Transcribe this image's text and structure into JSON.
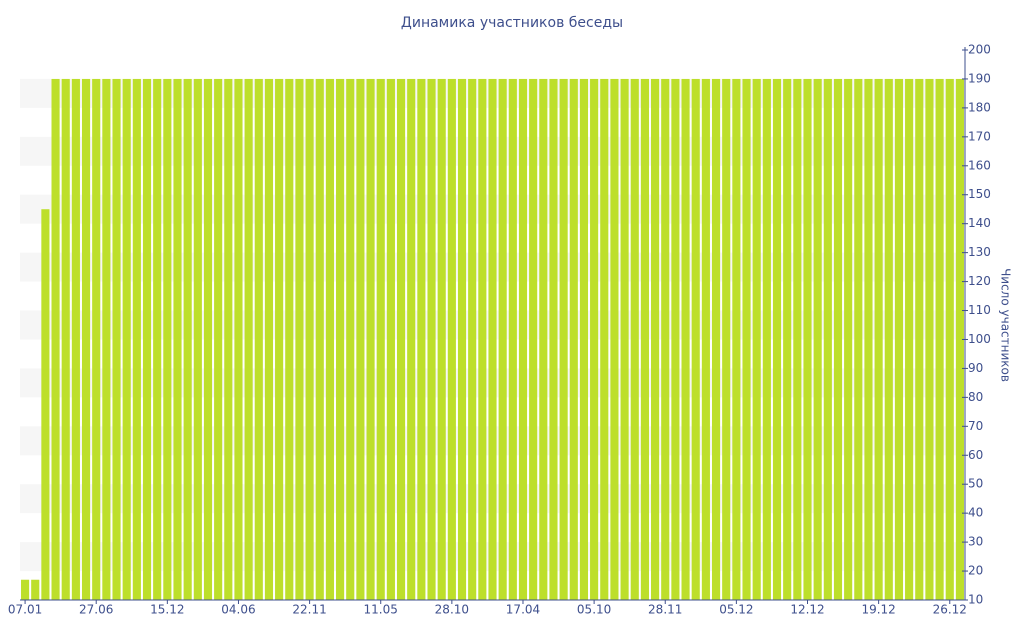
{
  "chart_data": {
    "type": "bar",
    "title": "Динамика участников беседы",
    "y_label": "Число участников",
    "categories": [
      "07.01",
      null,
      null,
      null,
      null,
      null,
      null,
      "27.06",
      null,
      null,
      null,
      null,
      null,
      null,
      "15.12",
      null,
      null,
      null,
      null,
      null,
      null,
      "04.06",
      null,
      null,
      null,
      null,
      null,
      null,
      "22.11",
      null,
      null,
      null,
      null,
      null,
      null,
      "11.05",
      null,
      null,
      null,
      null,
      null,
      null,
      "28.10",
      null,
      null,
      null,
      null,
      null,
      null,
      "17.04",
      null,
      null,
      null,
      null,
      null,
      null,
      "05.10",
      null,
      null,
      null,
      null,
      null,
      null,
      "28.11",
      null,
      null,
      null,
      null,
      null,
      null,
      "05.12",
      null,
      null,
      null,
      null,
      null,
      null,
      "12.12",
      null,
      null,
      null,
      null,
      null,
      null,
      "19.12",
      null,
      null,
      null,
      null,
      null,
      null,
      "26.12",
      null
    ],
    "values": [
      17,
      17,
      145,
      190,
      190,
      190,
      190,
      190,
      190,
      190,
      190,
      190,
      190,
      190,
      190,
      190,
      190,
      190,
      190,
      190,
      190,
      190,
      190,
      190,
      190,
      190,
      190,
      190,
      190,
      190,
      190,
      190,
      190,
      190,
      190,
      190,
      190,
      190,
      190,
      190,
      190,
      190,
      190,
      190,
      190,
      190,
      190,
      190,
      190,
      190,
      190,
      190,
      190,
      190,
      190,
      190,
      190,
      190,
      190,
      190,
      190,
      190,
      190,
      190,
      190,
      190,
      190,
      190,
      190,
      190,
      190,
      190,
      190,
      190,
      190,
      190,
      190,
      190,
      190,
      190,
      190,
      190,
      190,
      190,
      190,
      190,
      190,
      190,
      190,
      190,
      190,
      190,
      190
    ],
    "color": "#bddf2b",
    "ylim": [
      10,
      200
    ],
    "yticks": [
      10,
      20,
      30,
      40,
      50,
      60,
      70,
      80,
      90,
      100,
      110,
      120,
      130,
      140,
      150,
      160,
      170,
      180,
      190,
      200
    ],
    "y_axis_side": "right",
    "grid": true
  }
}
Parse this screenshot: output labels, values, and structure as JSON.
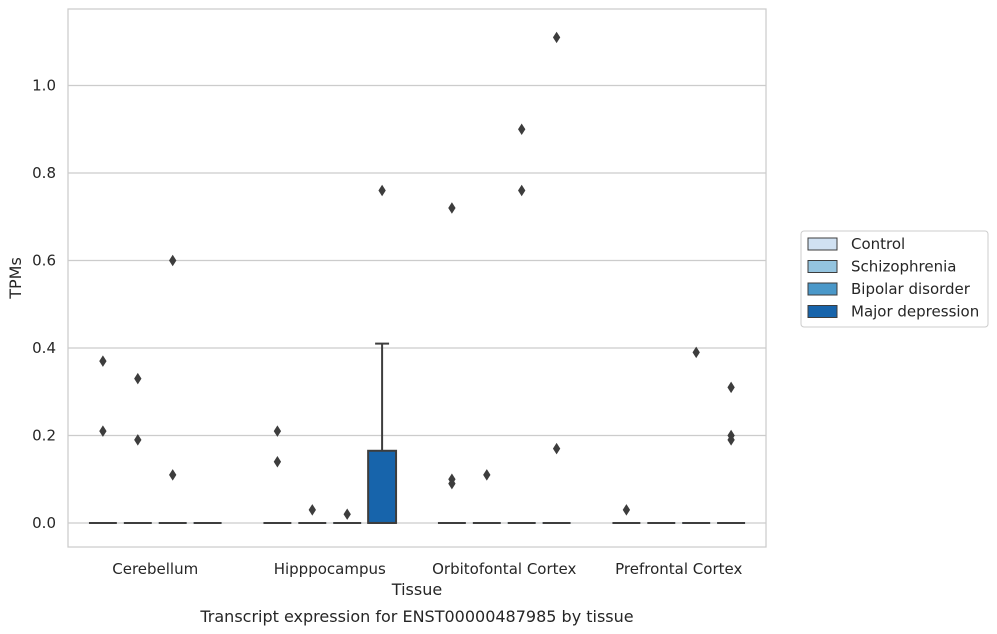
{
  "chart_data": {
    "type": "box",
    "title": "",
    "caption": "Transcript expression for ENST00000487985 by tissue",
    "xlabel": "Tissue",
    "ylabel": "TPMs",
    "ylim": [
      -0.055,
      1.175
    ],
    "yticks": [
      0.0,
      0.2,
      0.4,
      0.6,
      0.8,
      1.0
    ],
    "ytick_labels": [
      "0.0",
      "0.2",
      "0.4",
      "0.6",
      "0.8",
      "1.0"
    ],
    "grid": "horizontal",
    "legend_position": "right",
    "categories": [
      "Cerebellum",
      "Hipppocampus",
      "Orbitofontal Cortex",
      "Prefrontal Cortex"
    ],
    "series": [
      {
        "name": "Control",
        "color": "#d0e1f2",
        "boxes": [
          {
            "q1": 0,
            "median": 0,
            "q3": 0,
            "whisker_low": 0,
            "whisker_high": 0,
            "outliers": [
              0.37,
              0.21
            ]
          },
          {
            "q1": 0,
            "median": 0,
            "q3": 0,
            "whisker_low": 0,
            "whisker_high": 0,
            "outliers": [
              0.21,
              0.14
            ]
          },
          {
            "q1": 0,
            "median": 0,
            "q3": 0,
            "whisker_low": 0,
            "whisker_high": 0,
            "outliers": [
              0.72,
              0.1,
              0.09
            ]
          },
          {
            "q1": 0,
            "median": 0,
            "q3": 0,
            "whisker_low": 0,
            "whisker_high": 0,
            "outliers": [
              0.03
            ]
          }
        ]
      },
      {
        "name": "Schizophrenia",
        "color": "#94c4df",
        "boxes": [
          {
            "q1": 0,
            "median": 0,
            "q3": 0,
            "whisker_low": 0,
            "whisker_high": 0,
            "outliers": [
              0.33,
              0.19
            ]
          },
          {
            "q1": 0,
            "median": 0,
            "q3": 0,
            "whisker_low": 0,
            "whisker_high": 0,
            "outliers": [
              0.03
            ]
          },
          {
            "q1": 0,
            "median": 0,
            "q3": 0,
            "whisker_low": 0,
            "whisker_high": 0,
            "outliers": [
              0.11
            ]
          },
          {
            "q1": 0,
            "median": 0,
            "q3": 0,
            "whisker_low": 0,
            "whisker_high": 0,
            "outliers": []
          }
        ]
      },
      {
        "name": "Bipolar disorder",
        "color": "#4a98c9",
        "boxes": [
          {
            "q1": 0,
            "median": 0,
            "q3": 0,
            "whisker_low": 0,
            "whisker_high": 0,
            "outliers": [
              0.6,
              0.11
            ]
          },
          {
            "q1": 0,
            "median": 0,
            "q3": 0,
            "whisker_low": 0,
            "whisker_high": 0,
            "outliers": [
              0.02
            ]
          },
          {
            "q1": 0,
            "median": 0,
            "q3": 0,
            "whisker_low": 0,
            "whisker_high": 0,
            "outliers": [
              0.9,
              0.76
            ]
          },
          {
            "q1": 0,
            "median": 0,
            "q3": 0,
            "whisker_low": 0,
            "whisker_high": 0,
            "outliers": [
              0.39
            ]
          }
        ]
      },
      {
        "name": "Major depression",
        "color": "#1764ab",
        "boxes": [
          {
            "q1": 0,
            "median": 0,
            "q3": 0,
            "whisker_low": 0,
            "whisker_high": 0,
            "outliers": []
          },
          {
            "q1": 0,
            "median": 0,
            "q3": 0.165,
            "whisker_low": 0,
            "whisker_high": 0.41,
            "outliers": [
              0.76
            ]
          },
          {
            "q1": 0,
            "median": 0,
            "q3": 0,
            "whisker_low": 0,
            "whisker_high": 0,
            "outliers": [
              1.11,
              0.17
            ]
          },
          {
            "q1": 0,
            "median": 0,
            "q3": 0,
            "whisker_low": 0,
            "whisker_high": 0,
            "outliers": [
              0.31,
              0.2,
              0.19
            ]
          }
        ]
      }
    ]
  }
}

* * *

:: DESCRIPTION OF THE TASK ::
Check each line above for "this" and return the ones that have it.

:: EXERCISE RESULT ::
Transcribe this image's text and structure into JSON.
Parse this screenshot: output labels, values, and structure as JSON.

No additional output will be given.